■ PROBLEM TO SOLVE:
Render the material again word for word, skipping the pictures in it.

(Structured figure records)
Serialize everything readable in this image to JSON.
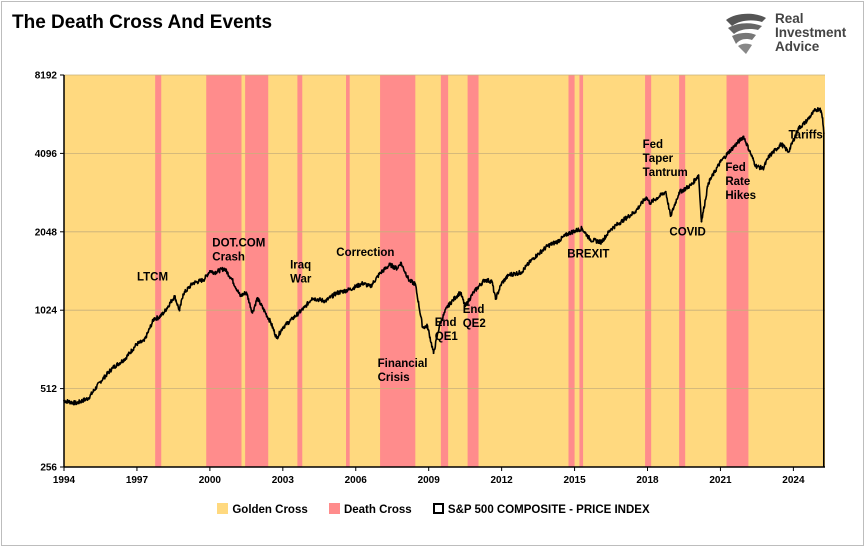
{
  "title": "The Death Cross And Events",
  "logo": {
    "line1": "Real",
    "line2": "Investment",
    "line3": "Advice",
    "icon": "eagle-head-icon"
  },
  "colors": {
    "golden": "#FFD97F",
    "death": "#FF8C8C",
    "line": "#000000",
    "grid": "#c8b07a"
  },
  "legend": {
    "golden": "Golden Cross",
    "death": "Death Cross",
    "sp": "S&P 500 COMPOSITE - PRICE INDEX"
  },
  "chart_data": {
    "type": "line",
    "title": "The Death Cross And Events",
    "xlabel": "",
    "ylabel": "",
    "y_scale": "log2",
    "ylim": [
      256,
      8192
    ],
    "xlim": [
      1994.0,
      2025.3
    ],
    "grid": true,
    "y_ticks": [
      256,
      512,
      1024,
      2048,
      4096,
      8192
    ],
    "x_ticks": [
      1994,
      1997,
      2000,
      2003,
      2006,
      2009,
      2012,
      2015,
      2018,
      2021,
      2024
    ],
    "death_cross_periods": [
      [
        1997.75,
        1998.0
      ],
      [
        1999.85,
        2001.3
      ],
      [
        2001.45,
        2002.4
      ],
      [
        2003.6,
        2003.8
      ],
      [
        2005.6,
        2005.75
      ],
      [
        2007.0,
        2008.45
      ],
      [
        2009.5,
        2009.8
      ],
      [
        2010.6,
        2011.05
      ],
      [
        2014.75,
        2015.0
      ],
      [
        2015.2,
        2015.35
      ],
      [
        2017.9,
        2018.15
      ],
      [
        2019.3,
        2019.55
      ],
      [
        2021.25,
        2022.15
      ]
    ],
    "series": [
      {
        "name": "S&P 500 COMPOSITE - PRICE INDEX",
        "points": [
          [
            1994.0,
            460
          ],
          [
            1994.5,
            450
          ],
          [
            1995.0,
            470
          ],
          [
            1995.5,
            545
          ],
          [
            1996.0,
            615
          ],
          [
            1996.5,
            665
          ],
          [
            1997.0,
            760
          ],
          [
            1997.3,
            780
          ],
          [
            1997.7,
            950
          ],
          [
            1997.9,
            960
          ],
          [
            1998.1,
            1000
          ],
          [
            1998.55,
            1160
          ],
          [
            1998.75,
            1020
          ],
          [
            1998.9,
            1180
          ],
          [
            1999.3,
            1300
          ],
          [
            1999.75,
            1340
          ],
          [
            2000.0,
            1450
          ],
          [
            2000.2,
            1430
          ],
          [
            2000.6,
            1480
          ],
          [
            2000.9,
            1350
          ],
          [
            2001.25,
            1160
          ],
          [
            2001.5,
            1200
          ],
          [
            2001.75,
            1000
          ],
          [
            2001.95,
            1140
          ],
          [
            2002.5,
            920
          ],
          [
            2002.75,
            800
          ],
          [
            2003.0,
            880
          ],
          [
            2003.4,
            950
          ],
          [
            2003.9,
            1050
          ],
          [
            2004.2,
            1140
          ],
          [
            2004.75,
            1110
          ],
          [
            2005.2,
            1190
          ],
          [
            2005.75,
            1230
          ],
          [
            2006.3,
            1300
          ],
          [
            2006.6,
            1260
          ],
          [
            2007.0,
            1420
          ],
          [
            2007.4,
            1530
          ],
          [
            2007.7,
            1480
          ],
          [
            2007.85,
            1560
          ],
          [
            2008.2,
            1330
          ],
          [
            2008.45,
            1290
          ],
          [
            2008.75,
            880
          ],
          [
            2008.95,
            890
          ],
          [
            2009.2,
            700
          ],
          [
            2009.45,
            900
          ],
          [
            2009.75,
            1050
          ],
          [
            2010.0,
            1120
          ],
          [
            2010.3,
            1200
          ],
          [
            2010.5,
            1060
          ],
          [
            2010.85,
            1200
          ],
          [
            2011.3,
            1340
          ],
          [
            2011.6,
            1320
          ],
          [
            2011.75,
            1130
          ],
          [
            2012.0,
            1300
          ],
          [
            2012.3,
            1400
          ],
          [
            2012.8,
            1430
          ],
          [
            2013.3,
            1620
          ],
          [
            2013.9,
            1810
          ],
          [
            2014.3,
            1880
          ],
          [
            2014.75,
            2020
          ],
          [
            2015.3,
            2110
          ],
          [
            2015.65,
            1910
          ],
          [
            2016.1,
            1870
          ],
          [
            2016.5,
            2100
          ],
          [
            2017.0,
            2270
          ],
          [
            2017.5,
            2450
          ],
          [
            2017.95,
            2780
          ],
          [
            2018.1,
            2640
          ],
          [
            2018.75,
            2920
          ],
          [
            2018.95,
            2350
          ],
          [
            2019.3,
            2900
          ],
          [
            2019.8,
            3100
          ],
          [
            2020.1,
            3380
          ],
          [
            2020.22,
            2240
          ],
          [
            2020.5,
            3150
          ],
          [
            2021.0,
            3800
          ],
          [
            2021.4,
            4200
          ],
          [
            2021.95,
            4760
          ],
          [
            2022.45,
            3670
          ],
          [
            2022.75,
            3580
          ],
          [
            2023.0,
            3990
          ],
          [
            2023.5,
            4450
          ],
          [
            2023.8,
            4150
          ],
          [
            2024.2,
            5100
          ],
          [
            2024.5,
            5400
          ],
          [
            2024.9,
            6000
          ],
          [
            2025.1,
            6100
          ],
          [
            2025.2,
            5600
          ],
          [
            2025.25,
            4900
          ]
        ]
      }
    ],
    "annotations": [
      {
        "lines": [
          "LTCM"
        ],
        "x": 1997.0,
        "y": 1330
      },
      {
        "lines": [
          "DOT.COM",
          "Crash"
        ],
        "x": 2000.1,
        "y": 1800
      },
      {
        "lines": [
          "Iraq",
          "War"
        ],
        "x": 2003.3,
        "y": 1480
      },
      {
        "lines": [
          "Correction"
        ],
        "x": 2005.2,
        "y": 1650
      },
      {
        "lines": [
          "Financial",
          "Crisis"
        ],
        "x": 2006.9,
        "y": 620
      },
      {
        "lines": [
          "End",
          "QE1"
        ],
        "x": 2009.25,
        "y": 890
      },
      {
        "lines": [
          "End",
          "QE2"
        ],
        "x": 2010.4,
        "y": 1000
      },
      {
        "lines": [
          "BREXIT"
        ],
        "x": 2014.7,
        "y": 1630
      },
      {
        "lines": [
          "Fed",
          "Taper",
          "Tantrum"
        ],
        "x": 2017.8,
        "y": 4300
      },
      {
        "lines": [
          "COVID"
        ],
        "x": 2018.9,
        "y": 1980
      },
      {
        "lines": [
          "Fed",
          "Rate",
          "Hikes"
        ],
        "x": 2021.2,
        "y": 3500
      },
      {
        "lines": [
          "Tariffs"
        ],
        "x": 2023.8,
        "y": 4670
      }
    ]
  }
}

■ TASK SOLUTION:
Serialize everything readable in this image to JSON.
{
  "title": "The Death Cross And Events",
  "logo": {
    "line1": "Real",
    "line2": "Investment",
    "line3": "Advice",
    "icon": "eagle-head-icon"
  },
  "colors": {
    "golden": "#FFD97F",
    "death": "#FF8C8C",
    "line": "#000000",
    "grid": "#c8b07a"
  },
  "legend": {
    "golden": "Golden Cross",
    "death": "Death Cross",
    "sp": "S&P 500 COMPOSITE - PRICE INDEX"
  },
  "chart_data": {
    "type": "line",
    "title": "The Death Cross And Events",
    "xlabel": "",
    "ylabel": "",
    "y_scale": "log2",
    "ylim": [
      256,
      8192
    ],
    "xlim": [
      1994.0,
      2025.3
    ],
    "grid": true,
    "y_ticks": [
      256,
      512,
      1024,
      2048,
      4096,
      8192
    ],
    "x_ticks": [
      1994,
      1997,
      2000,
      2003,
      2006,
      2009,
      2012,
      2015,
      2018,
      2021,
      2024
    ],
    "death_cross_periods": [
      [
        1997.75,
        1998.0
      ],
      [
        1999.85,
        2001.3
      ],
      [
        2001.45,
        2002.4
      ],
      [
        2003.6,
        2003.8
      ],
      [
        2005.6,
        2005.75
      ],
      [
        2007.0,
        2008.45
      ],
      [
        2009.5,
        2009.8
      ],
      [
        2010.6,
        2011.05
      ],
      [
        2014.75,
        2015.0
      ],
      [
        2015.2,
        2015.35
      ],
      [
        2017.9,
        2018.15
      ],
      [
        2019.3,
        2019.55
      ],
      [
        2021.25,
        2022.15
      ]
    ],
    "series": [
      {
        "name": "S&P 500 COMPOSITE - PRICE INDEX",
        "points": [
          [
            1994.0,
            460
          ],
          [
            1994.5,
            450
          ],
          [
            1995.0,
            470
          ],
          [
            1995.5,
            545
          ],
          [
            1996.0,
            615
          ],
          [
            1996.5,
            665
          ],
          [
            1997.0,
            760
          ],
          [
            1997.3,
            780
          ],
          [
            1997.7,
            950
          ],
          [
            1997.9,
            960
          ],
          [
            1998.1,
            1000
          ],
          [
            1998.55,
            1160
          ],
          [
            1998.75,
            1020
          ],
          [
            1998.9,
            1180
          ],
          [
            1999.3,
            1300
          ],
          [
            1999.75,
            1340
          ],
          [
            2000.0,
            1450
          ],
          [
            2000.2,
            1430
          ],
          [
            2000.6,
            1480
          ],
          [
            2000.9,
            1350
          ],
          [
            2001.25,
            1160
          ],
          [
            2001.5,
            1200
          ],
          [
            2001.75,
            1000
          ],
          [
            2001.95,
            1140
          ],
          [
            2002.5,
            920
          ],
          [
            2002.75,
            800
          ],
          [
            2003.0,
            880
          ],
          [
            2003.4,
            950
          ],
          [
            2003.9,
            1050
          ],
          [
            2004.2,
            1140
          ],
          [
            2004.75,
            1110
          ],
          [
            2005.2,
            1190
          ],
          [
            2005.75,
            1230
          ],
          [
            2006.3,
            1300
          ],
          [
            2006.6,
            1260
          ],
          [
            2007.0,
            1420
          ],
          [
            2007.4,
            1530
          ],
          [
            2007.7,
            1480
          ],
          [
            2007.85,
            1560
          ],
          [
            2008.2,
            1330
          ],
          [
            2008.45,
            1290
          ],
          [
            2008.75,
            880
          ],
          [
            2008.95,
            890
          ],
          [
            2009.2,
            700
          ],
          [
            2009.45,
            900
          ],
          [
            2009.75,
            1050
          ],
          [
            2010.0,
            1120
          ],
          [
            2010.3,
            1200
          ],
          [
            2010.5,
            1060
          ],
          [
            2010.85,
            1200
          ],
          [
            2011.3,
            1340
          ],
          [
            2011.6,
            1320
          ],
          [
            2011.75,
            1130
          ],
          [
            2012.0,
            1300
          ],
          [
            2012.3,
            1400
          ],
          [
            2012.8,
            1430
          ],
          [
            2013.3,
            1620
          ],
          [
            2013.9,
            1810
          ],
          [
            2014.3,
            1880
          ],
          [
            2014.75,
            2020
          ],
          [
            2015.3,
            2110
          ],
          [
            2015.65,
            1910
          ],
          [
            2016.1,
            1870
          ],
          [
            2016.5,
            2100
          ],
          [
            2017.0,
            2270
          ],
          [
            2017.5,
            2450
          ],
          [
            2017.95,
            2780
          ],
          [
            2018.1,
            2640
          ],
          [
            2018.75,
            2920
          ],
          [
            2018.95,
            2350
          ],
          [
            2019.3,
            2900
          ],
          [
            2019.8,
            3100
          ],
          [
            2020.1,
            3380
          ],
          [
            2020.22,
            2240
          ],
          [
            2020.5,
            3150
          ],
          [
            2021.0,
            3800
          ],
          [
            2021.4,
            4200
          ],
          [
            2021.95,
            4760
          ],
          [
            2022.45,
            3670
          ],
          [
            2022.75,
            3580
          ],
          [
            2023.0,
            3990
          ],
          [
            2023.5,
            4450
          ],
          [
            2023.8,
            4150
          ],
          [
            2024.2,
            5100
          ],
          [
            2024.5,
            5400
          ],
          [
            2024.9,
            6000
          ],
          [
            2025.1,
            6100
          ],
          [
            2025.2,
            5600
          ],
          [
            2025.25,
            4900
          ]
        ]
      }
    ],
    "annotations": [
      {
        "lines": [
          "LTCM"
        ],
        "x": 1997.0,
        "y": 1330
      },
      {
        "lines": [
          "DOT.COM",
          "Crash"
        ],
        "x": 2000.1,
        "y": 1800
      },
      {
        "lines": [
          "Iraq",
          "War"
        ],
        "x": 2003.3,
        "y": 1480
      },
      {
        "lines": [
          "Correction"
        ],
        "x": 2005.2,
        "y": 1650
      },
      {
        "lines": [
          "Financial",
          "Crisis"
        ],
        "x": 2006.9,
        "y": 620
      },
      {
        "lines": [
          "End",
          "QE1"
        ],
        "x": 2009.25,
        "y": 890
      },
      {
        "lines": [
          "End",
          "QE2"
        ],
        "x": 2010.4,
        "y": 1000
      },
      {
        "lines": [
          "BREXIT"
        ],
        "x": 2014.7,
        "y": 1630
      },
      {
        "lines": [
          "Fed",
          "Taper",
          "Tantrum"
        ],
        "x": 2017.8,
        "y": 4300
      },
      {
        "lines": [
          "COVID"
        ],
        "x": 2018.9,
        "y": 1980
      },
      {
        "lines": [
          "Fed",
          "Rate",
          "Hikes"
        ],
        "x": 2021.2,
        "y": 3500
      },
      {
        "lines": [
          "Tariffs"
        ],
        "x": 2023.8,
        "y": 4670
      }
    ]
  }
}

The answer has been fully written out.